__Task requirements__
Give a verbatim copy of the lines below, minus the pictures.

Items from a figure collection
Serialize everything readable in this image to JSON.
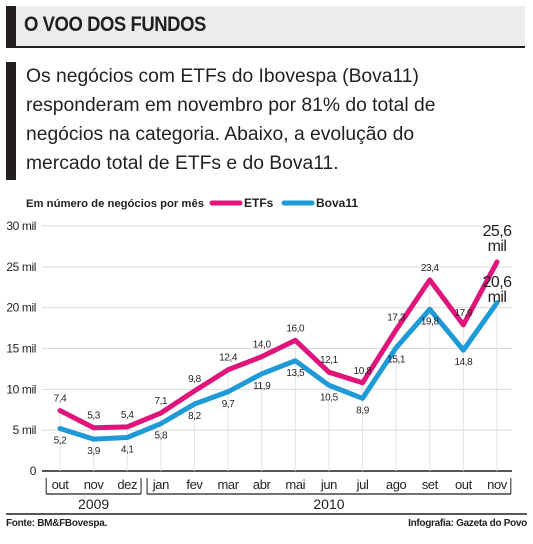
{
  "header": {
    "title": "O VOO DOS FUNDOS"
  },
  "lead": "Os negócios com ETFs do Ibovespa (Bova11)\nresponderam em novembro por 81% do total de\nnegócios na categoria. Abaixo, a evolução do\nmercado total de ETFs e do Bova11.",
  "source": "Fonte: BM&FBovespa.",
  "credit": "Infografia: Gazeta do Povo",
  "colors": {
    "etfs": "#e0147a",
    "bova": "#1e9ad6",
    "grid": "#d9d9d9",
    "text": "#231f20"
  },
  "chart_data": {
    "type": "line",
    "subtitle": "Em número de negócios por mês",
    "categories": [
      "out",
      "nov",
      "dez",
      "jan",
      "fev",
      "mar",
      "abr",
      "mai",
      "jun",
      "jul",
      "ago",
      "set",
      "out",
      "nov"
    ],
    "year_groups": [
      {
        "label": "2009",
        "from": 0,
        "to": 2
      },
      {
        "label": "2010",
        "from": 3,
        "to": 13
      }
    ],
    "y_ticks": [
      {
        "value": 0,
        "label": "0"
      },
      {
        "value": 5,
        "label": "5 mil"
      },
      {
        "value": 10,
        "label": "10 mil"
      },
      {
        "value": 15,
        "label": "15 mil"
      },
      {
        "value": 20,
        "label": "20 mil"
      },
      {
        "value": 25,
        "label": "25 mil"
      },
      {
        "value": 30,
        "label": "30 mil"
      }
    ],
    "ylim": [
      0,
      30
    ],
    "grid": true,
    "legend_position": "top",
    "series": [
      {
        "name": "ETFs",
        "color": "#e0147a",
        "values": [
          7.4,
          5.3,
          5.4,
          7.1,
          9.8,
          12.4,
          14.0,
          16.0,
          12.1,
          10.8,
          17.3,
          23.4,
          17.9,
          25.6
        ],
        "labels": [
          "7,4",
          "5,3",
          "5,4",
          "7,1",
          "9,8",
          "12,4",
          "14,0",
          "16,0",
          "12,1",
          "10,8",
          "17,3",
          "23,4",
          "17,9",
          "25,6\nmil"
        ]
      },
      {
        "name": "Bova11",
        "color": "#1e9ad6",
        "values": [
          5.2,
          3.9,
          4.1,
          5.8,
          8.2,
          9.7,
          11.9,
          13.5,
          10.5,
          8.9,
          15.1,
          19.8,
          14.8,
          20.6
        ],
        "labels": [
          "5,2",
          "3,9",
          "4,1",
          "5,8",
          "8,2",
          "9,7",
          "11,9",
          "13,5",
          "10,5",
          "8,9",
          "15,1",
          "19,8",
          "14,8",
          "20,6\nmil"
        ]
      }
    ]
  }
}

__Solution to this exercise__
Serialize everything readable in this image to JSON.
{
  "header": {
    "title": "O VOO DOS FUNDOS"
  },
  "lead": "Os negócios com ETFs do Ibovespa (Bova11)\nresponderam em novembro por 81% do total de\nnegócios na categoria. Abaixo, a evolução do\nmercado total de ETFs e do Bova11.",
  "source": "Fonte: BM&FBovespa.",
  "credit": "Infografia: Gazeta do Povo",
  "colors": {
    "etfs": "#e0147a",
    "bova": "#1e9ad6",
    "grid": "#d9d9d9",
    "text": "#231f20"
  },
  "chart_data": {
    "type": "line",
    "subtitle": "Em número de negócios por mês",
    "categories": [
      "out",
      "nov",
      "dez",
      "jan",
      "fev",
      "mar",
      "abr",
      "mai",
      "jun",
      "jul",
      "ago",
      "set",
      "out",
      "nov"
    ],
    "year_groups": [
      {
        "label": "2009",
        "from": 0,
        "to": 2
      },
      {
        "label": "2010",
        "from": 3,
        "to": 13
      }
    ],
    "y_ticks": [
      {
        "value": 0,
        "label": "0"
      },
      {
        "value": 5,
        "label": "5 mil"
      },
      {
        "value": 10,
        "label": "10 mil"
      },
      {
        "value": 15,
        "label": "15 mil"
      },
      {
        "value": 20,
        "label": "20 mil"
      },
      {
        "value": 25,
        "label": "25 mil"
      },
      {
        "value": 30,
        "label": "30 mil"
      }
    ],
    "ylim": [
      0,
      30
    ],
    "grid": true,
    "legend_position": "top",
    "series": [
      {
        "name": "ETFs",
        "color": "#e0147a",
        "values": [
          7.4,
          5.3,
          5.4,
          7.1,
          9.8,
          12.4,
          14.0,
          16.0,
          12.1,
          10.8,
          17.3,
          23.4,
          17.9,
          25.6
        ],
        "labels": [
          "7,4",
          "5,3",
          "5,4",
          "7,1",
          "9,8",
          "12,4",
          "14,0",
          "16,0",
          "12,1",
          "10,8",
          "17,3",
          "23,4",
          "17,9",
          "25,6\nmil"
        ]
      },
      {
        "name": "Bova11",
        "color": "#1e9ad6",
        "values": [
          5.2,
          3.9,
          4.1,
          5.8,
          8.2,
          9.7,
          11.9,
          13.5,
          10.5,
          8.9,
          15.1,
          19.8,
          14.8,
          20.6
        ],
        "labels": [
          "5,2",
          "3,9",
          "4,1",
          "5,8",
          "8,2",
          "9,7",
          "11,9",
          "13,5",
          "10,5",
          "8,9",
          "15,1",
          "19,8",
          "14,8",
          "20,6\nmil"
        ]
      }
    ]
  }
}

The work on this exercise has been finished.